In the entries below, count every line with the word "name". Return only the count.
* start Record extracts *
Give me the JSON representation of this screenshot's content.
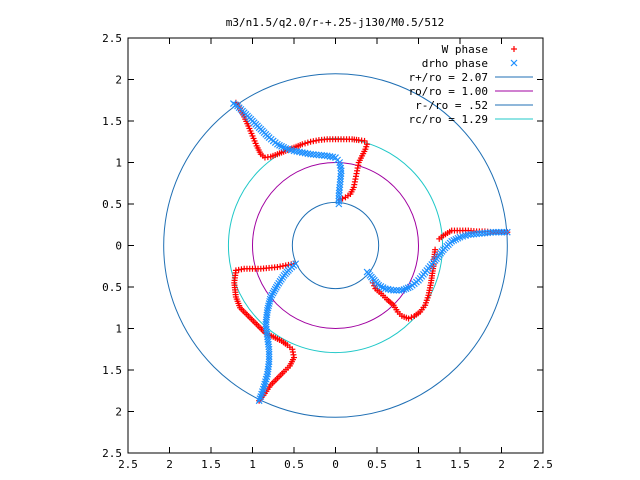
{
  "chart_data": {
    "type": "scatter",
    "title": "m3/n1.5/q2.0/r-+.25-j130/M0.5/512",
    "xlabel": "",
    "ylabel": "",
    "xlim": [
      -2.5,
      2.5
    ],
    "ylim": [
      -2.5,
      2.5
    ],
    "x_ticks": [
      -2.5,
      -2,
      -1.5,
      -1,
      -0.5,
      0,
      0.5,
      1,
      1.5,
      2,
      2.5
    ],
    "y_ticks": [
      -2.5,
      -2,
      -1.5,
      -1,
      -0.5,
      0,
      0.5,
      1,
      1.5,
      2,
      2.5
    ],
    "x_tick_labels": [
      "2.5",
      "2",
      "1.5",
      "1",
      "0.5",
      "0",
      "0.5",
      "1",
      "1.5",
      "2",
      "2.5"
    ],
    "y_tick_labels": [
      "2.5",
      "2",
      "1.5",
      "1",
      "0.5",
      "0",
      "0.5",
      "1",
      "1.5",
      "2",
      "2.5"
    ],
    "grid": false,
    "legend_position": "top-right",
    "series": [
      {
        "name": "W phase",
        "kind": "points",
        "marker": "plus",
        "color": "#ff0000",
        "arms": [
          {
            "points": [
              [
                0.05,
                0.55
              ],
              [
                0.12,
                0.58
              ],
              [
                0.18,
                0.62
              ],
              [
                0.22,
                0.7
              ],
              [
                0.24,
                0.8
              ],
              [
                0.26,
                0.9
              ],
              [
                0.28,
                1.0
              ],
              [
                0.32,
                1.08
              ],
              [
                0.36,
                1.16
              ],
              [
                0.38,
                1.22
              ],
              [
                0.35,
                1.26
              ],
              [
                0.28,
                1.27
              ],
              [
                0.2,
                1.28
              ],
              [
                0.1,
                1.28
              ],
              [
                0.0,
                1.28
              ],
              [
                -0.1,
                1.28
              ],
              [
                -0.2,
                1.27
              ],
              [
                -0.3,
                1.25
              ],
              [
                -0.4,
                1.22
              ],
              [
                -0.5,
                1.18
              ],
              [
                -0.6,
                1.14
              ],
              [
                -0.7,
                1.1
              ],
              [
                -0.78,
                1.07
              ],
              [
                -0.85,
                1.06
              ],
              [
                -0.9,
                1.1
              ],
              [
                -0.95,
                1.2
              ],
              [
                -1.0,
                1.32
              ],
              [
                -1.05,
                1.44
              ],
              [
                -1.1,
                1.55
              ],
              [
                -1.15,
                1.65
              ],
              [
                -1.2,
                1.72
              ]
            ]
          },
          {
            "points": [
              [
                1.25,
                0.08
              ],
              [
                1.3,
                0.12
              ],
              [
                1.35,
                0.15
              ],
              [
                1.4,
                0.18
              ],
              [
                1.5,
                0.18
              ],
              [
                1.6,
                0.18
              ],
              [
                1.7,
                0.17
              ],
              [
                1.8,
                0.17
              ],
              [
                1.9,
                0.16
              ],
              [
                2.0,
                0.16
              ],
              [
                2.07,
                0.16
              ],
              [
                1.2,
                -0.05
              ],
              [
                1.18,
                -0.25
              ],
              [
                1.15,
                -0.45
              ],
              [
                1.12,
                -0.6
              ],
              [
                1.08,
                -0.72
              ],
              [
                1.02,
                -0.8
              ],
              [
                0.95,
                -0.85
              ],
              [
                0.88,
                -0.88
              ],
              [
                0.8,
                -0.85
              ],
              [
                0.75,
                -0.8
              ],
              [
                0.7,
                -0.72
              ],
              [
                0.62,
                -0.65
              ],
              [
                0.55,
                -0.58
              ],
              [
                0.48,
                -0.52
              ],
              [
                0.45,
                -0.45
              ]
            ]
          },
          {
            "points": [
              [
                -0.5,
                -0.22
              ],
              [
                -0.6,
                -0.24
              ],
              [
                -0.7,
                -0.26
              ],
              [
                -0.8,
                -0.27
              ],
              [
                -0.9,
                -0.28
              ],
              [
                -1.0,
                -0.28
              ],
              [
                -1.1,
                -0.28
              ],
              [
                -1.2,
                -0.3
              ],
              [
                -1.22,
                -0.45
              ],
              [
                -1.2,
                -0.62
              ],
              [
                -1.15,
                -0.75
              ],
              [
                -1.05,
                -0.85
              ],
              [
                -0.95,
                -0.95
              ],
              [
                -0.85,
                -1.05
              ],
              [
                -0.75,
                -1.1
              ],
              [
                -0.65,
                -1.15
              ],
              [
                -0.58,
                -1.2
              ],
              [
                -0.52,
                -1.25
              ],
              [
                -0.5,
                -1.35
              ],
              [
                -0.55,
                -1.45
              ],
              [
                -0.62,
                -1.52
              ],
              [
                -0.7,
                -1.6
              ],
              [
                -0.78,
                -1.68
              ],
              [
                -0.85,
                -1.78
              ],
              [
                -0.92,
                -1.87
              ]
            ]
          }
        ]
      },
      {
        "name": "drho phase",
        "kind": "points",
        "marker": "cross",
        "color": "#1e90ff",
        "arms": [
          {
            "points": [
              [
                0.04,
                0.5
              ],
              [
                0.04,
                0.6
              ],
              [
                0.05,
                0.7
              ],
              [
                0.06,
                0.8
              ],
              [
                0.07,
                0.9
              ],
              [
                0.05,
                1.0
              ],
              [
                0.0,
                1.06
              ],
              [
                -0.1,
                1.08
              ],
              [
                -0.2,
                1.09
              ],
              [
                -0.3,
                1.1
              ],
              [
                -0.4,
                1.12
              ],
              [
                -0.5,
                1.14
              ],
              [
                -0.6,
                1.17
              ],
              [
                -0.7,
                1.22
              ],
              [
                -0.8,
                1.3
              ],
              [
                -0.9,
                1.4
              ],
              [
                -1.0,
                1.5
              ],
              [
                -1.1,
                1.6
              ],
              [
                -1.18,
                1.68
              ],
              [
                -1.23,
                1.71
              ]
            ]
          },
          {
            "points": [
              [
                0.38,
                -0.32
              ],
              [
                0.45,
                -0.4
              ],
              [
                0.52,
                -0.48
              ],
              [
                0.6,
                -0.52
              ],
              [
                0.7,
                -0.54
              ],
              [
                0.8,
                -0.54
              ],
              [
                0.9,
                -0.5
              ],
              [
                1.0,
                -0.42
              ],
              [
                1.1,
                -0.3
              ],
              [
                1.2,
                -0.18
              ],
              [
                1.3,
                -0.05
              ],
              [
                1.4,
                0.05
              ],
              [
                1.5,
                0.1
              ],
              [
                1.6,
                0.13
              ],
              [
                1.7,
                0.14
              ],
              [
                1.8,
                0.15
              ],
              [
                1.9,
                0.16
              ],
              [
                2.0,
                0.16
              ],
              [
                2.07,
                0.16
              ]
            ]
          },
          {
            "points": [
              [
                -0.48,
                -0.22
              ],
              [
                -0.55,
                -0.28
              ],
              [
                -0.62,
                -0.36
              ],
              [
                -0.7,
                -0.48
              ],
              [
                -0.78,
                -0.62
              ],
              [
                -0.82,
                -0.78
              ],
              [
                -0.84,
                -0.95
              ],
              [
                -0.82,
                -1.1
              ],
              [
                -0.8,
                -1.25
              ],
              [
                -0.8,
                -1.4
              ],
              [
                -0.82,
                -1.55
              ],
              [
                -0.86,
                -1.7
              ],
              [
                -0.9,
                -1.82
              ],
              [
                -0.92,
                -1.87
              ]
            ]
          }
        ]
      },
      {
        "name": "r+/ro = 2.07",
        "kind": "circle",
        "radius": 2.07,
        "color": "#1f6fb4"
      },
      {
        "name": "ro/ro = 1.00",
        "kind": "circle",
        "radius": 1.0,
        "color": "#a000a0"
      },
      {
        "name": "r-/ro = .52",
        "kind": "circle",
        "radius": 0.52,
        "color": "#1f6fb4"
      },
      {
        "name": "rc/ro = 1.29",
        "kind": "circle",
        "radius": 1.29,
        "color": "#20c8c8"
      }
    ]
  }
}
* end Record extracts *
§ Result of this exercise: 6